**Problem to solve**
Copy out all the records exactly.

**Rows**
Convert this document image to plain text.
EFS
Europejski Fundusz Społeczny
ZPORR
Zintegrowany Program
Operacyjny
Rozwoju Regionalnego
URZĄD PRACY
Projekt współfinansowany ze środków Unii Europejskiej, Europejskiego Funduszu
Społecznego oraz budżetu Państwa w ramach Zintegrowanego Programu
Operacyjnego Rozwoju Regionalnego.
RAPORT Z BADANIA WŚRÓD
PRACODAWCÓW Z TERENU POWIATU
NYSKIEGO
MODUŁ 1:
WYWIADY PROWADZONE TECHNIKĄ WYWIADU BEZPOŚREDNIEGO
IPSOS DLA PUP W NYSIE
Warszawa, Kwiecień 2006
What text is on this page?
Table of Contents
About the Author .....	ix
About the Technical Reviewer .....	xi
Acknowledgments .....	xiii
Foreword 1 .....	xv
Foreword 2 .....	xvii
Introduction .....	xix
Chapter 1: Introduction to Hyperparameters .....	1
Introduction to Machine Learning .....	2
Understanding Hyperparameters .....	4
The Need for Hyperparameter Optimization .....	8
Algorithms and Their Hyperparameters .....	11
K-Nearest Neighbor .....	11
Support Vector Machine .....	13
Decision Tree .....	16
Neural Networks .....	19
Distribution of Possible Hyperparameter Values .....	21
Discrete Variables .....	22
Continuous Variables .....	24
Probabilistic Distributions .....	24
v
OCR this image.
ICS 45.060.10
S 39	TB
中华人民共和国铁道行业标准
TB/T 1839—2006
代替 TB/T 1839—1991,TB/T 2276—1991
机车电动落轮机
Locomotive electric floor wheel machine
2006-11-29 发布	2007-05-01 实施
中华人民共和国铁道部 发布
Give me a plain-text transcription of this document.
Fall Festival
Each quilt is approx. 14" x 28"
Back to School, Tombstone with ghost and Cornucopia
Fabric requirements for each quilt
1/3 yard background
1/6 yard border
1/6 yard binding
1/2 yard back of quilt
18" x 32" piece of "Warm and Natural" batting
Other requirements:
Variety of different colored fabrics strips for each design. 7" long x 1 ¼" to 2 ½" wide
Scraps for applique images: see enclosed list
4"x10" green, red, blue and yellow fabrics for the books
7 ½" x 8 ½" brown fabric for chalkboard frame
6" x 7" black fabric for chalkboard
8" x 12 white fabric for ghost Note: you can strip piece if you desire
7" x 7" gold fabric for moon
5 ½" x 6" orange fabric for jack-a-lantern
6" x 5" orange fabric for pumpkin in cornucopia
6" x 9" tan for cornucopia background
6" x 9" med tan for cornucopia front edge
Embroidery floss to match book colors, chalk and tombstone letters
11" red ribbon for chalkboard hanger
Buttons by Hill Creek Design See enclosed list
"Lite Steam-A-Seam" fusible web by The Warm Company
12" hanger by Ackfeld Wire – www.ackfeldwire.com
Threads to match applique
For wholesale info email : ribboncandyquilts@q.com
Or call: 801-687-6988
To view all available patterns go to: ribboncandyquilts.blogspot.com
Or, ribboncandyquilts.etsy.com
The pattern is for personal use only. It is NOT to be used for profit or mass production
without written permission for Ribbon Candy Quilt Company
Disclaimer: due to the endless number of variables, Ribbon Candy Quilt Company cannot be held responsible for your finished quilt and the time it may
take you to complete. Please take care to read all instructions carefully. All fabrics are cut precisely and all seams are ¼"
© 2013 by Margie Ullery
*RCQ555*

**Result of this task**
Convert this document image to plain text.
EFS
Europejski Fundusz Społeczny
ZPORR
Zintegrowany Program
Operacyjny
Rozwoju Regionalnego
URZĄD PRACY
Projekt współfinansowany ze środków Unii Europejskiej, Europejskiego Funduszu
Społecznego oraz budżetu Państwa w ramach Zintegrowanego Programu
Operacyjnego Rozwoju Regionalnego.
RAPORT Z BADANIA WŚRÓD
PRACODAWCÓW Z TERENU POWIATU
NYSKIEGO
MODUŁ 1:
WYWIADY PROWADZONE TECHNIKĄ WYWIADU BEZPOŚREDNIEGO
IPSOS DLA PUP W NYSIE
Warszawa, Kwiecień 2006
What text is on this page?
Table of Contents
About the Author .....	ix
About the Technical Reviewer .....	xi
Acknowledgments .....	xiii
Foreword 1 .....	xv
Foreword 2 .....	xvii
Introduction .....	xix
Chapter 1: Introduction to Hyperparameters .....	1
Introduction to Machine Learning .....	2
Understanding Hyperparameters .....	4
The Need for Hyperparameter Optimization .....	8
Algorithms and Their Hyperparameters .....	11
K-Nearest Neighbor .....	11
Support Vector Machine .....	13
Decision Tree .....	16
Neural Networks .....	19
Distribution of Possible Hyperparameter Values .....	21
Discrete Variables .....	22
Continuous Variables .....	24
Probabilistic Distributions .....	24
v
OCR this image.
ICS 45.060.10
S 39	TB
中华人民共和国铁道行业标准
TB/T 1839—2006
代替 TB/T 1839—1991,TB/T 2276—1991
机车电动落轮机
Locomotive electric floor wheel machine
2006-11-29 发布	2007-05-01 实施
中华人民共和国铁道部 发布
Give me a plain-text transcription of this document.
Fall Festival
Each quilt is approx. 14" x 28"
Back to School, Tombstone with ghost and Cornucopia
Fabric requirements for each quilt
1/3 yard background
1/6 yard border
1/6 yard binding
1/2 yard back of quilt
18" x 32" piece of "Warm and Natural" batting
Other requirements:
Variety of different colored fabrics strips for each design. 7" long x 1 ¼" to 2 ½" wide
Scraps for applique images: see enclosed list
4"x10" green, red, blue and yellow fabrics for the books
7 ½" x 8 ½" brown fabric for chalkboard frame
6" x 7" black fabric for chalkboard
8" x 12 white fabric for ghost Note: you can strip piece if you desire
7" x 7" gold fabric for moon
5 ½" x 6" orange fabric for jack-a-lantern
6" x 5" orange fabric for pumpkin in cornucopia
6" x 9" tan for cornucopia background
6" x 9" med tan for cornucopia front edge
Embroidery floss to match book colors, chalk and tombstone letters
11" red ribbon for chalkboard hanger
Buttons by Hill Creek Design See enclosed list
"Lite Steam-A-Seam" fusible web by The Warm Company
12" hanger by Ackfeld Wire – www.ackfeldwire.com
Threads to match applique
For wholesale info email : ribboncandyquilts@q.com
Or call: 801-687-6988
To view all available patterns go to: ribboncandyquilts.blogspot.com
Or, ribboncandyquilts.etsy.com
The pattern is for personal use only. It is NOT to be used for profit or mass production
without written permission for Ribbon Candy Quilt Company
Disclaimer: due to the endless number of variables, Ribbon Candy Quilt Company cannot be held responsible for your finished quilt and the time it may
take you to complete. Please take care to read all instructions carefully. All fabrics are cut precisely and all seams are ¼"
© 2013 by Margie Ullery
*RCQ555*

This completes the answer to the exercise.